Task data →
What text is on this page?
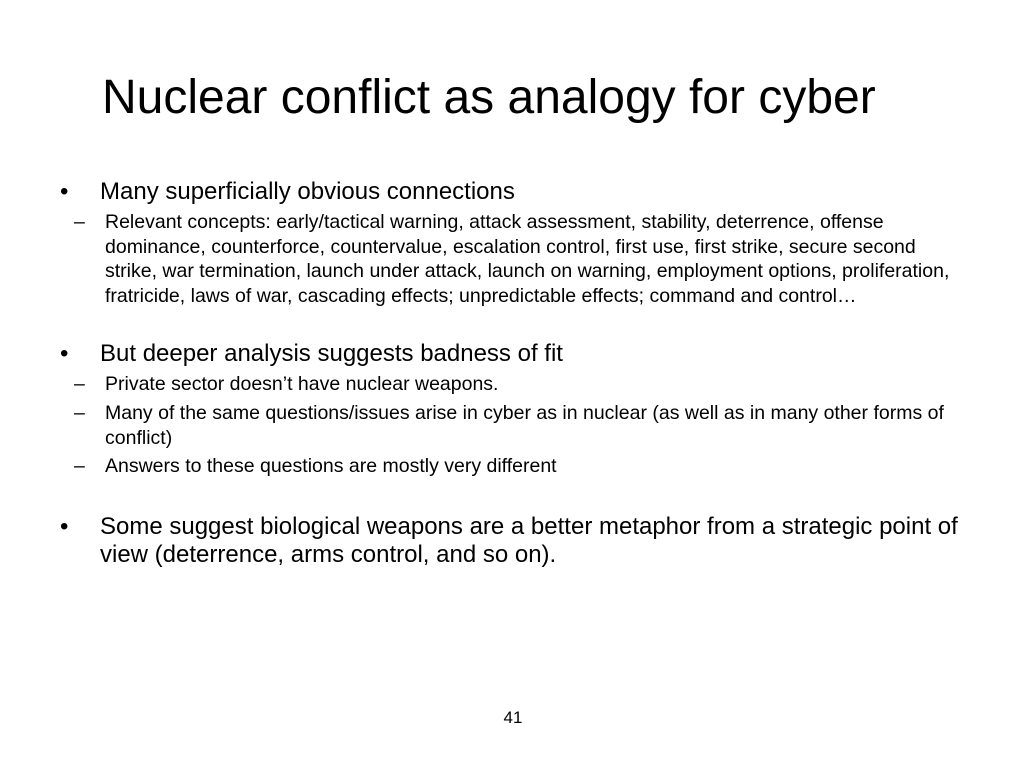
Nuclear conflict as analogy for cyber
•	Many superficially obvious connections
– Relevant concepts: early/tactical warning, attack assessment, stability, deterrence, offense dominance, counterforce, countervalue, escalation control, first use, first strike, secure second strike, war termination, launch under attack, launch on warning, employment options, proliferation, fratricide, laws of war, cascading effects; unpredictable effects; command and control…
•	But deeper analysis suggests badness of fit
– Private sector doesn’t have nuclear weapons.
– Many of the same questions/issues arise in cyber as in nuclear (as well as in many other forms of conflict)
– Answers to these questions are mostly very different
•	Some suggest biological weapons are a better metaphor from a strategic point of view (deterrence, arms control, and so on).
41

Task to carry out → All of the entries above should be copied exactly, except for the pictures.

Final result →
What text is on this page?
Nuclear conflict as analogy for cyber
•	Many superficially obvious connections
– Relevant concepts: early/tactical warning, attack assessment, stability, deterrence, offense dominance, counterforce, countervalue, escalation control, first use, first strike, secure second strike, war termination, launch under attack, launch on warning, employment options, proliferation, fratricide, laws of war, cascading effects; unpredictable effects; command and control…
•	But deeper analysis suggests badness of fit
– Private sector doesn’t have nuclear weapons.
– Many of the same questions/issues arise in cyber as in nuclear (as well as in many other forms of conflict)
– Answers to these questions are mostly very different
•	Some suggest biological weapons are a better metaphor from a strategic point of view (deterrence, arms control, and so on).
41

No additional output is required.